» Given data

——————

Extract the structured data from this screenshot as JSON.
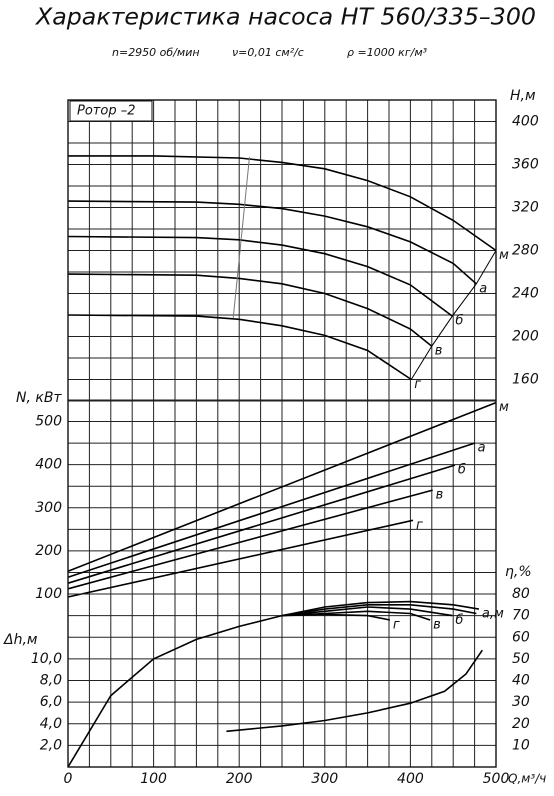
{
  "header": {
    "title": "Характеристика насоса НТ 560/335–300",
    "subtitle": [
      "n=2950 об/мин",
      "ν=0,01 см²/с",
      "ρ =1000 кг/м³"
    ],
    "rotor": "Ротор –2"
  },
  "chart_data": [
    {
      "type": "line",
      "ylabel": "Н,м",
      "y_side": "right",
      "xlim": [
        0,
        500
      ],
      "ylim": [
        140,
        420
      ],
      "yticks": [
        160,
        200,
        240,
        280,
        320,
        360,
        400
      ],
      "xgrid_step": 25,
      "ygrid_step": 20,
      "color": "#000000",
      "end_line": true,
      "zone_line": {
        "x": [
          212,
          193
        ],
        "values": [
          367,
          217
        ],
        "color": "#777777"
      },
      "series": [
        {
          "name": "м",
          "x": [
            0,
            100,
            200,
            250,
            300,
            350,
            400,
            450,
            500
          ],
          "values": [
            368,
            368,
            366,
            362,
            356,
            345,
            330,
            308,
            280
          ]
        },
        {
          "name": "а",
          "x": [
            0,
            150,
            200,
            250,
            300,
            350,
            400,
            450,
            477
          ],
          "values": [
            326,
            325,
            323,
            319,
            312,
            302,
            288,
            268,
            249
          ]
        },
        {
          "name": "б",
          "x": [
            0,
            150,
            200,
            250,
            300,
            350,
            400,
            449
          ],
          "values": [
            293,
            292,
            290,
            285,
            277,
            265,
            248,
            219
          ]
        },
        {
          "name": "в",
          "x": [
            0,
            150,
            200,
            250,
            300,
            350,
            400,
            425
          ],
          "values": [
            258,
            257,
            254,
            249,
            240,
            226,
            207,
            191
          ]
        },
        {
          "name": "г",
          "x": [
            0,
            150,
            200,
            250,
            300,
            350,
            401
          ],
          "values": [
            220,
            219,
            216,
            210,
            201,
            187,
            160
          ]
        }
      ]
    },
    {
      "type": "line",
      "ylabel": "N, кВт",
      "y_side": "left",
      "xlim": [
        0,
        500
      ],
      "ylim": [
        100,
        550
      ],
      "yticks": [
        100,
        200,
        300,
        400,
        500
      ],
      "xgrid_step": 25,
      "ygrid_step": 50,
      "color": "#000000",
      "series": [
        {
          "name": "м",
          "x": [
            0,
            500
          ],
          "values": [
            153,
            544
          ]
        },
        {
          "name": "а",
          "x": [
            0,
            475
          ],
          "values": [
            139,
            450
          ]
        },
        {
          "name": "б",
          "x": [
            0,
            452
          ],
          "values": [
            125,
            399
          ]
        },
        {
          "name": "в",
          "x": [
            0,
            426
          ],
          "values": [
            112,
            341
          ]
        },
        {
          "name": "г",
          "x": [
            0,
            403
          ],
          "values": [
            93,
            271
          ]
        }
      ]
    },
    {
      "type": "line",
      "ylabel": "Δh,м",
      "y_side": "left",
      "y2label": "η,%",
      "xlabel": "Q,м³/ч",
      "xlim": [
        0,
        500
      ],
      "ylim": [
        0,
        16
      ],
      "y2lim": [
        0,
        80
      ],
      "xticks": [
        0,
        100,
        200,
        300,
        400,
        500
      ],
      "yticks": [
        {
          "value": 2,
          "label": "2,0"
        },
        {
          "value": 4,
          "label": "4,0"
        },
        {
          "value": 6,
          "label": "6,0"
        },
        {
          "value": 8,
          "label": "8,0"
        },
        {
          "value": 10,
          "label": "10,0"
        }
      ],
      "y2ticks": [
        10,
        20,
        30,
        40,
        50,
        60,
        70,
        80
      ],
      "xgrid_step": 25,
      "y2grid_step": 10,
      "color": "#000000",
      "series": [
        {
          "name": "а,м",
          "axis": "y2",
          "x": [
            0,
            50,
            100,
            150,
            200,
            250,
            300,
            350,
            400,
            450,
            480
          ],
          "values": [
            0,
            33,
            50,
            59,
            65,
            70,
            74,
            76,
            76.5,
            75,
            73
          ]
        },
        {
          "axis": "y2",
          "x": [
            250,
            300,
            350,
            400,
            450,
            477
          ],
          "values": [
            70,
            73,
            75,
            75,
            73,
            71
          ]
        },
        {
          "name": "б",
          "axis": "y2",
          "x": [
            250,
            300,
            350,
            400,
            449
          ],
          "values": [
            70,
            72,
            74,
            73,
            70
          ]
        },
        {
          "name": "в",
          "axis": "y2",
          "x": [
            250,
            300,
            350,
            400,
            423
          ],
          "values": [
            70,
            71,
            72,
            71,
            68
          ]
        },
        {
          "name": "г",
          "axis": "y2",
          "x": [
            250,
            300,
            350,
            376
          ],
          "values": [
            70,
            70.5,
            70,
            68
          ]
        },
        {
          "axis": "y",
          "x": [
            185,
            250,
            300,
            350,
            400,
            440,
            465,
            484
          ],
          "values": [
            3.3,
            3.8,
            4.3,
            5.0,
            5.9,
            7.0,
            8.6,
            10.8
          ]
        }
      ]
    }
  ]
}
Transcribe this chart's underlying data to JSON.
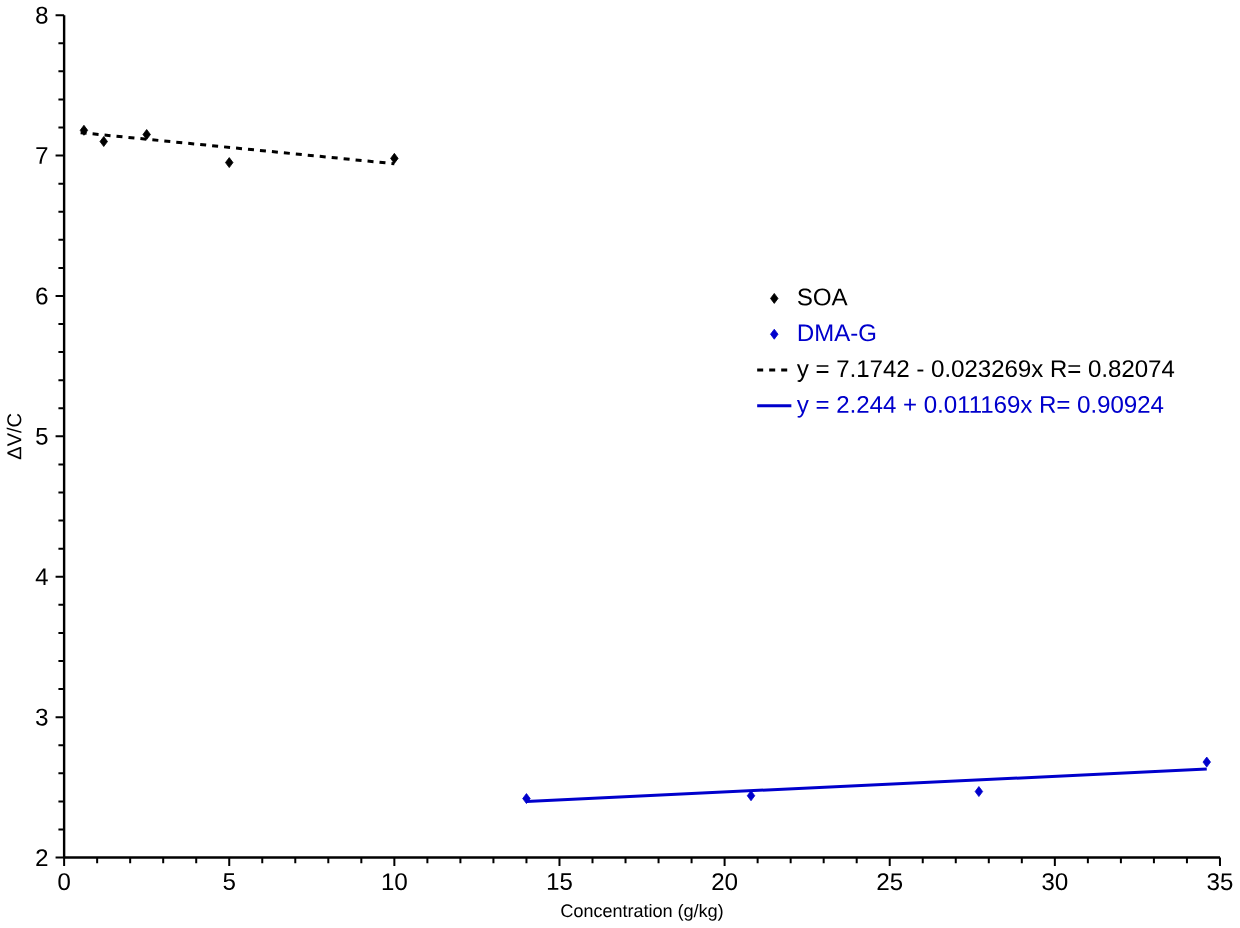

——————

Pull out every line holding "JSON" from the records above, and copy it.

Extract the structured data from this screenshot as JSON.
Transcribe this chart's underlying data to JSON.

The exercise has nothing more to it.